• TEXTAUSZUG:
....
Für Kinder und Enkel sind im Rahmen der Erbschaftssteuer großzügige persönliche Freibeträge vorgesehen. Zusätzlich dazu können Kinder einen besonderen Versorgungsfreibetrag in Anspruch nehmen.
So hoch sind die Freibeträge für Kinder und Enkel
Der persönliche Freibetrag beträgt für
Verwandtschaftsgrad | Freibetrag | Fundstelle |
Kinder (leibliche Kinder, Stiefkinder, Adoptivkinder) | 400.000 Euro | § 16 Abs. 1 Nr. 2 ErbStG, § 15 Abs. 1a ErbStG |
Enkel (wenn Kind des Erblassers schon verstorben ist) | 400.000 Euro | § 16 Abs. 1 Nr. 2 ErbStG |
Enkel (wenn Kind des Erblassers noch lebt) | 200.000 Euro | § 16 Abs. 1 Nr. 3 ErbStG |
Den besonderen Versorgungsfreibetrag bekommen nur die Kinder, nicht jedoch die Enkel. Die Höhe des Versorgungsfreibetrags ist nach dem Alter des Kindes gestaffelt (§ 17 Abs. 2 Satz 1 ErbStG):
Alter des Kindes | Höhe des Versorgungsfreibetrags |
---|---|
bis zu 5 Jahre | 52.000 Euro |
mehr als 5 bis zu 10 Jahren | 41.000 Euro |
mehr als 10 bis zu 15 Jahren | 30.700 Euro |
mehr als 15 bis zu 20 Jahren | 20.500 Euro |
mehr als 20 bis zur Vollendung des 27. Lebensjahres | 10.300 Euro |
Entscheidend für die Höhe des Versorgungsfreibetrags ist das Alter des Kindes im Zeitpunkt des Erbfalls.
....
• AUFGABE 1:
Gib den Abschnitt aus dem Text über die Freibeträge für Kinder und Enkel wieder, der mit "Für Kinder und Enkel sind" beginnt und bis "in Anspruch nehmen." reicht, und ersetze darin "Erbschaftssteuer" durch "Schenkungssteuer".

Gespeicherte Dateneinträge
....
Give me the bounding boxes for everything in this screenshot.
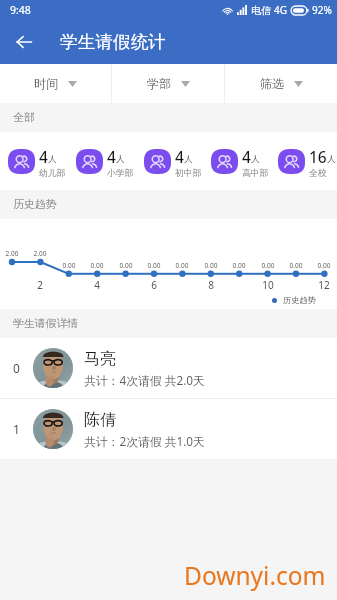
- button[interactable]: 时间: [0, 64, 111, 103]
- staticText: 0.00: [143, 261, 165, 270]
- staticText: 学生请假统计: [60, 31, 166, 53]
- staticText: 10: [257, 278, 279, 292]
- staticText: 6: [143, 278, 165, 292]
- staticText: 0.00: [257, 261, 279, 270]
- button[interactable]: 4: [0, 132, 68, 190]
- staticText: 全校: [309, 168, 327, 179]
- staticText: 学部: [147, 76, 172, 91]
- staticText: 0.00: [228, 261, 250, 270]
- staticText: 高中部: [242, 168, 269, 179]
- staticText: 0: [13, 360, 20, 376]
- staticText: 幼儿部: [39, 168, 66, 179]
- staticText: 0.00: [285, 261, 307, 270]
- button[interactable]: 0: [0, 338, 337, 398]
- staticText: 0.00: [58, 261, 80, 270]
- staticText: 共计：2次请假 共1.0天: [84, 433, 205, 449]
- staticText: 0.00: [200, 261, 222, 270]
- staticText: 9:48: [10, 3, 31, 17]
- button[interactable]: 筛选: [225, 64, 337, 103]
- button[interactable]: 学部: [112, 64, 224, 103]
- staticText: 16: [309, 146, 327, 167]
- staticText: 2: [29, 278, 51, 292]
- staticText: 陈倩: [84, 410, 116, 430]
- staticText: 时间: [34, 76, 59, 91]
- staticText: 电信: [251, 4, 271, 17]
- staticText: 4: [107, 146, 116, 167]
- staticText: Downyi.com: [184, 559, 326, 592]
- staticText: 0.00: [115, 261, 137, 270]
- staticText: 1: [13, 421, 20, 437]
- staticText: 共计：4次请假 共2.0天: [84, 372, 205, 388]
- button[interactable]: 16: [270, 132, 337, 190]
- staticText: 2.00: [29, 249, 51, 258]
- button[interactable]: 1: [0, 399, 337, 459]
- staticText: 历史趋势: [283, 295, 316, 305]
- staticText: 12: [313, 278, 335, 292]
- staticText: 4: [86, 278, 108, 292]
- staticText: 2.00: [1, 249, 23, 258]
- staticText: 4G: [274, 3, 287, 17]
- button[interactable]: 4: [68, 132, 136, 190]
- staticText: 人: [116, 154, 125, 165]
- staticText: 筛选: [260, 76, 285, 91]
- staticText: 92%: [312, 3, 332, 17]
- staticText: 历史趋势: [13, 198, 57, 212]
- staticText: 人: [184, 154, 193, 165]
- button[interactable]: 4: [203, 132, 270, 190]
- staticText: 0.00: [171, 261, 193, 270]
- staticText: 人: [48, 154, 57, 165]
- staticText: 8: [200, 278, 222, 292]
- staticText: 全部: [13, 111, 35, 125]
- staticText: 0.00: [86, 261, 108, 270]
- staticText: 学生请假详情: [13, 317, 79, 331]
- staticText: 小学部: [107, 168, 134, 179]
- staticText: 初中部: [175, 168, 202, 179]
- staticText: 人: [327, 154, 336, 165]
- staticText: 人: [251, 154, 260, 165]
- button[interactable]: 返回: [10, 28, 38, 56]
- button[interactable]: 4: [136, 132, 203, 190]
- staticText: 马亮: [84, 349, 116, 369]
- staticText: 4: [175, 146, 184, 167]
- staticText: 4: [39, 146, 48, 167]
- staticText: 4: [242, 146, 251, 167]
- staticText: 0.00: [313, 261, 335, 270]
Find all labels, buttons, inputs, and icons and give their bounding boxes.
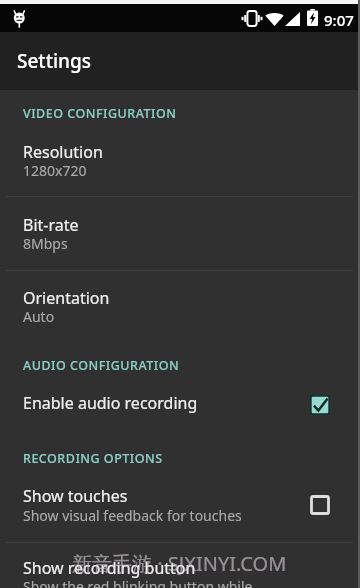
staticText: Orientation [23, 287, 110, 309]
other: Screen recorder notification [12, 8, 26, 28]
staticText: 9:07 [324, 10, 354, 30]
button[interactable]: Settings [0, 32, 360, 90]
staticText: Resolution [23, 141, 103, 163]
staticText: Enable audio recording [23, 392, 198, 414]
staticText: VIDEO CONFIGURATION [23, 105, 177, 122]
staticText: Show visual feedback for touches [23, 506, 242, 525]
staticText: 新音手游 · SJXINYI.COM [72, 550, 287, 577]
staticText: Bit-rate [23, 214, 79, 236]
button[interactable]: Orientation [0, 270, 360, 342]
button[interactable]: Checked [303, 388, 337, 422]
button[interactable]: Show recording button [0, 542, 360, 588]
staticText: 1280x720 [23, 161, 87, 180]
staticText: RECORDING OPTIONS [23, 450, 163, 467]
staticText: 8Mbps [23, 234, 68, 253]
button[interactable]: Resolution [0, 132, 360, 182]
button[interactable]: Unchecked [303, 488, 337, 522]
button[interactable]: Enable audio recording [0, 385, 360, 427]
staticText: AUDIO CONFIGURATION [23, 357, 180, 374]
staticText: Show the red blinking button while [23, 577, 253, 588]
staticText: Show touches [23, 485, 128, 507]
staticText: Settings [17, 48, 91, 74]
button[interactable]: Show touches [0, 475, 360, 542]
staticText: Show recording button [23, 557, 196, 579]
staticText: Auto [23, 307, 55, 326]
button[interactable]: Bit-rate [0, 196, 360, 270]
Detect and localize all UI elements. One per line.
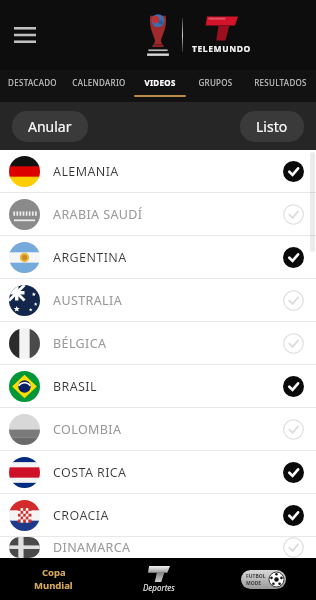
button[interactable]: BÉLGICA (0, 322, 316, 365)
button[interactable]: CALENDARIO (64, 70, 134, 102)
staticText: VIDEOS (144, 77, 176, 88)
button[interactable]: Listo (240, 111, 304, 142)
button[interactable]: Anular (12, 111, 88, 142)
button[interactable]: CROACIA (0, 494, 316, 537)
staticText: Anular (28, 117, 72, 136)
staticText: ARABIA SAUDÍ (53, 206, 283, 223)
staticText: COSTA RICA (53, 464, 283, 481)
staticText: DINAMARCA (53, 539, 283, 556)
staticText: CALENDARIO (72, 77, 126, 88)
staticText: FUTBOL (246, 573, 266, 580)
button[interactable]: GRUPOS (186, 70, 244, 102)
staticText: Copa (42, 566, 66, 579)
button[interactable]: VIDEOS (134, 70, 186, 102)
staticText: ARGENTINA (53, 249, 283, 266)
button[interactable]: ARGENTINA (0, 236, 316, 279)
button[interactable]: COSTA RICA (0, 451, 316, 494)
button[interactable]: BRASIL (0, 365, 316, 408)
staticText: COLOMBIA (53, 421, 283, 438)
button[interactable]: DINAMARCA (0, 537, 316, 558)
staticText: CROACIA (53, 507, 283, 524)
button[interactable]: ALEMANIA (0, 150, 316, 193)
staticText: RESULTADOS (254, 77, 307, 88)
staticText: Deportes (143, 582, 175, 593)
staticText: Mundial (34, 579, 73, 592)
button[interactable]: Telemundo Deportes (106, 558, 211, 600)
staticText: BRASIL (53, 378, 283, 395)
button[interactable]: RESULTADOS (244, 70, 316, 102)
button[interactable]: Fútbol Mode (211, 558, 316, 600)
button[interactable]: ARABIA SAUDÍ (0, 193, 316, 236)
button[interactable]: AUSTRALIA (0, 279, 316, 322)
staticText: MODE (246, 580, 262, 587)
button[interactable]: Menú (6, 16, 44, 54)
staticText: GRUPOS (198, 77, 233, 88)
staticText: AUSTRALIA (53, 292, 283, 309)
button[interactable]: COLOMBIA (0, 408, 316, 451)
staticText: TELEMUNDO (192, 43, 251, 55)
staticText: BÉLGICA (53, 335, 283, 352)
staticText: DESTACADO (8, 77, 57, 88)
button[interactable]: Copa (0, 558, 106, 600)
button[interactable]: DESTACADO (0, 70, 64, 102)
staticText: ALEMANIA (53, 163, 283, 180)
staticText: Listo (256, 117, 288, 136)
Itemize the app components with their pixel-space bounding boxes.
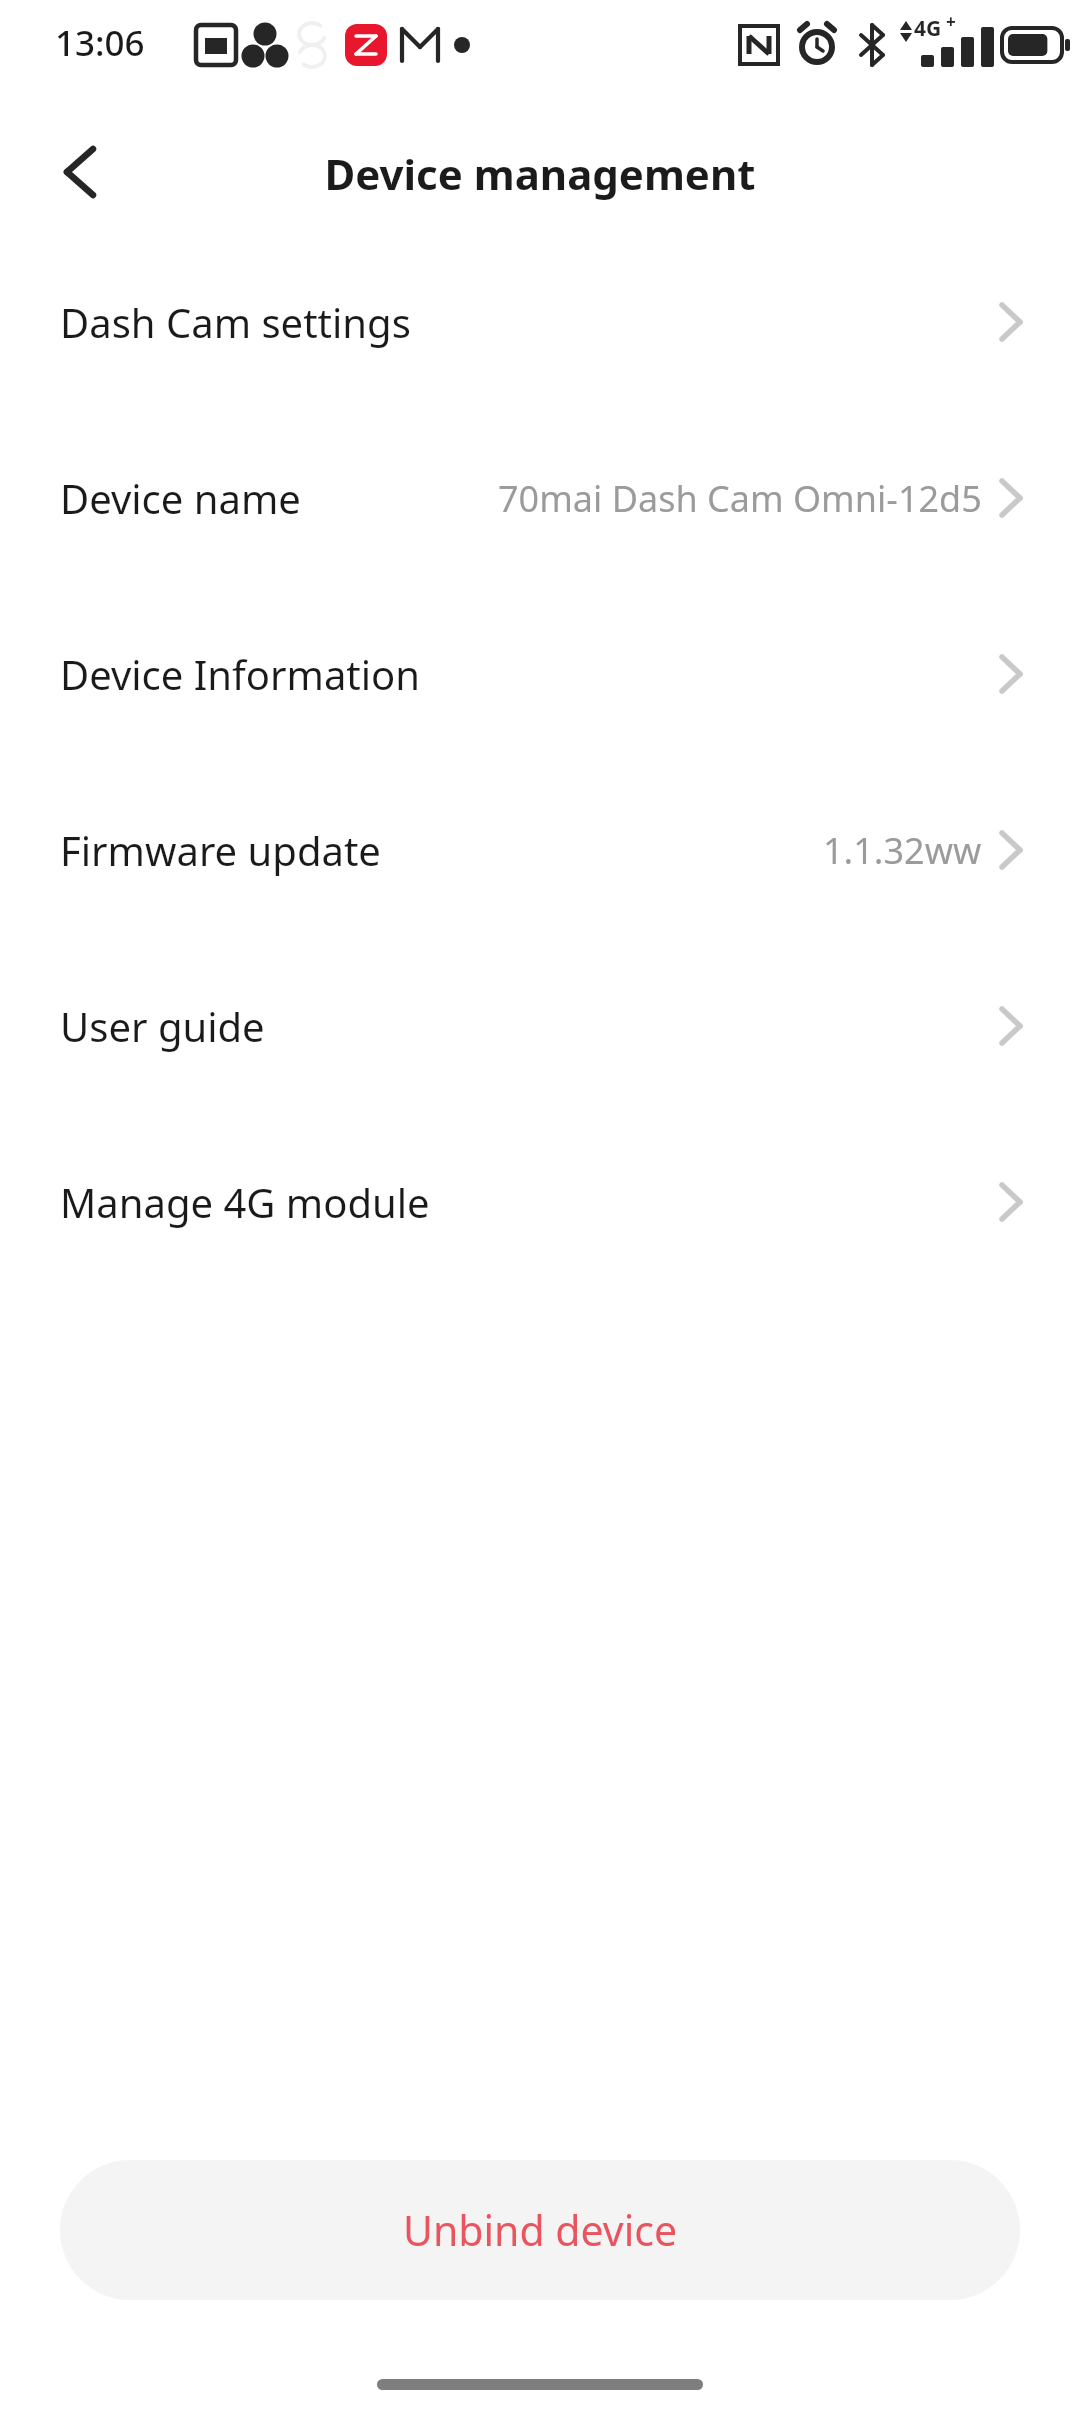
staticText: Device name — [60, 471, 301, 525]
button[interactable]: Device name — [0, 410, 1080, 586]
button[interactable]: Back — [30, 124, 126, 220]
staticText: 13:06 — [55, 19, 145, 67]
staticText: Device Information — [60, 647, 421, 701]
staticText: Dash Cam settings — [60, 295, 411, 349]
staticText: + — [946, 10, 956, 33]
staticText: 1.1.32ww — [823, 826, 982, 875]
staticText: Manage 4G module — [60, 1175, 430, 1229]
staticText: Device management — [0, 145, 1080, 202]
staticText: Unbind device — [403, 2202, 678, 2258]
button[interactable]: Device Information — [0, 586, 1080, 762]
staticText: 4G — [914, 14, 942, 43]
staticText: Firmware update — [60, 823, 381, 877]
button[interactable]: User guide — [0, 938, 1080, 1114]
button[interactable]: Unbind device — [60, 2160, 1020, 2300]
staticText: 70mai Dash Cam Omni-12d5 — [498, 474, 982, 523]
button[interactable]: Dash Cam settings — [0, 234, 1080, 410]
staticText: User guide — [60, 999, 265, 1053]
button[interactable]: Manage 4G module — [0, 1114, 1080, 1290]
button[interactable]: Firmware update — [0, 762, 1080, 938]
....
• AUFGABE 2:
Wähle aus den Datensätzen jede Zeile aus, in der die Zeichenfolge "User" vorkommt, und gib diese Zeilen wieder. Achte dabei auf Groß- und Kleinschreibung.

• LÖSUNG 1:
Für Kinder und Enkel sind im Rahmen der Schenkungssteuer großzügige persönliche Freibeträge vorgesehen. Zusätzlich dazu können Kinder einen besonderen Versorgungsfreibetrag in Anspruch nehmen.

• LÖSUNG 2:
button[interactable]: User guide — [0, 938, 1080, 1114]
staticText: User guide — [60, 999, 265, 1053]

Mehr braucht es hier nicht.